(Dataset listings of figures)

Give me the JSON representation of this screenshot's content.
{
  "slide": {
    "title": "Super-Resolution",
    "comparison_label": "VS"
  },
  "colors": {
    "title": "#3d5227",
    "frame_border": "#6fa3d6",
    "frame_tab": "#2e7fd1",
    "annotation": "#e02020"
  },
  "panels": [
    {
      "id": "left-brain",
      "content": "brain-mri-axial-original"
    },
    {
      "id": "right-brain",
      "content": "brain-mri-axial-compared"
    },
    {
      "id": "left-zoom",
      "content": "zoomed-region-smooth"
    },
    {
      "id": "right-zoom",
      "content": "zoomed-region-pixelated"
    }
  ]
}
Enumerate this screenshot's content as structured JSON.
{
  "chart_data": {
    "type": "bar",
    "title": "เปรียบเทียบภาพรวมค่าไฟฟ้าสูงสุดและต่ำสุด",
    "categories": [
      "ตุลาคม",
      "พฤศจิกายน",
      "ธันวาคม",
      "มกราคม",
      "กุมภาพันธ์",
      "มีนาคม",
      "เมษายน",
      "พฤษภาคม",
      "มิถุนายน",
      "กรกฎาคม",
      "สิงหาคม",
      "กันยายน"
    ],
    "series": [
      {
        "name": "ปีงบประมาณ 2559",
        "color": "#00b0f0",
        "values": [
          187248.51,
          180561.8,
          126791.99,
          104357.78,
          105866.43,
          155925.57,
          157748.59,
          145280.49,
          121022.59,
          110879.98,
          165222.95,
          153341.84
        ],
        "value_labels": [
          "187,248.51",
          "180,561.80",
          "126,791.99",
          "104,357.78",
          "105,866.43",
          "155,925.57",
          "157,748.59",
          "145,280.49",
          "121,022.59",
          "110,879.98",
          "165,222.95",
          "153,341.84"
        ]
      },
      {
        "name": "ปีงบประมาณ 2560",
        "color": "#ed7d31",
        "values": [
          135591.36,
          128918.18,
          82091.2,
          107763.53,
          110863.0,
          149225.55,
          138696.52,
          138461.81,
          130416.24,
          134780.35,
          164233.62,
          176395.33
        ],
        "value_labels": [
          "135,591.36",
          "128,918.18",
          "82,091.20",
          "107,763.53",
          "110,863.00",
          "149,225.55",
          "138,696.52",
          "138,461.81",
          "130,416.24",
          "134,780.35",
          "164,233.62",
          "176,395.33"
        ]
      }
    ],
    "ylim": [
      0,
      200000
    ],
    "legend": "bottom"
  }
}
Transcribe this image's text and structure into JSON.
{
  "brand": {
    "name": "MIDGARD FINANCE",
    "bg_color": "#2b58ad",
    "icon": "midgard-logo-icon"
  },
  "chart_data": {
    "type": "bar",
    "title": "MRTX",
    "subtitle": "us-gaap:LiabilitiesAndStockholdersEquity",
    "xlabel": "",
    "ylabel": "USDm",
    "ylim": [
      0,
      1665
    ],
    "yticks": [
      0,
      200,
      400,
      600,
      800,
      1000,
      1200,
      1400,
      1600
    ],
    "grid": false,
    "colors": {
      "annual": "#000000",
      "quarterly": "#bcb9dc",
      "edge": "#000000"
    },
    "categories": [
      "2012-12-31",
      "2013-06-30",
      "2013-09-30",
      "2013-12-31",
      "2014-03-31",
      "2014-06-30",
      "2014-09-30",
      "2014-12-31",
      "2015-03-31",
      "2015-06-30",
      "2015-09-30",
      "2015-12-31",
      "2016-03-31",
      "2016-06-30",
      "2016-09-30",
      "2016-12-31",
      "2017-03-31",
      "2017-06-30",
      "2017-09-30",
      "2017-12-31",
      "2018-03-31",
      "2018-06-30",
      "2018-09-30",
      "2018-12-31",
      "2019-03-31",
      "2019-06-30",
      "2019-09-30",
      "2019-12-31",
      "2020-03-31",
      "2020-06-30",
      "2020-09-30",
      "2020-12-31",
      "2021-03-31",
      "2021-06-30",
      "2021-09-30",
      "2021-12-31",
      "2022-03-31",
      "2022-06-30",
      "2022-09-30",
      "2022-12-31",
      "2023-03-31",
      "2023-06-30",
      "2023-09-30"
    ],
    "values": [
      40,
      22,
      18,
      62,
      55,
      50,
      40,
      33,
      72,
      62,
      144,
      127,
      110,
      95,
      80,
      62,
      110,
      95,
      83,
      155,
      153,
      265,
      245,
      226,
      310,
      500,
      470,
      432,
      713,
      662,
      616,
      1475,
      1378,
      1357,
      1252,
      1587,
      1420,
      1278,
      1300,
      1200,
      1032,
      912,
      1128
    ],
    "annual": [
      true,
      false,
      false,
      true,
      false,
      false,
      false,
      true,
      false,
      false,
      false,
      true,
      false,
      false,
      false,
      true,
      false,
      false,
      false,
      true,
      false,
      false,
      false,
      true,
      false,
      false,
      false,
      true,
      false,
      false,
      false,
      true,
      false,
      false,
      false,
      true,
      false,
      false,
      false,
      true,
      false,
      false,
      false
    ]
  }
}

EXERCISE GOAL: Every line that holds the string "content" should be returned.

EXERCISE RESULT:
Give me the JSON representation of this screenshot's content.
      "content": "brain-mri-axial-original"
      "content": "brain-mri-axial-compared"
      "content": "zoomed-region-smooth"
      "content": "zoomed-region-pixelated"
Enumerate this screenshot's content as structured JSON.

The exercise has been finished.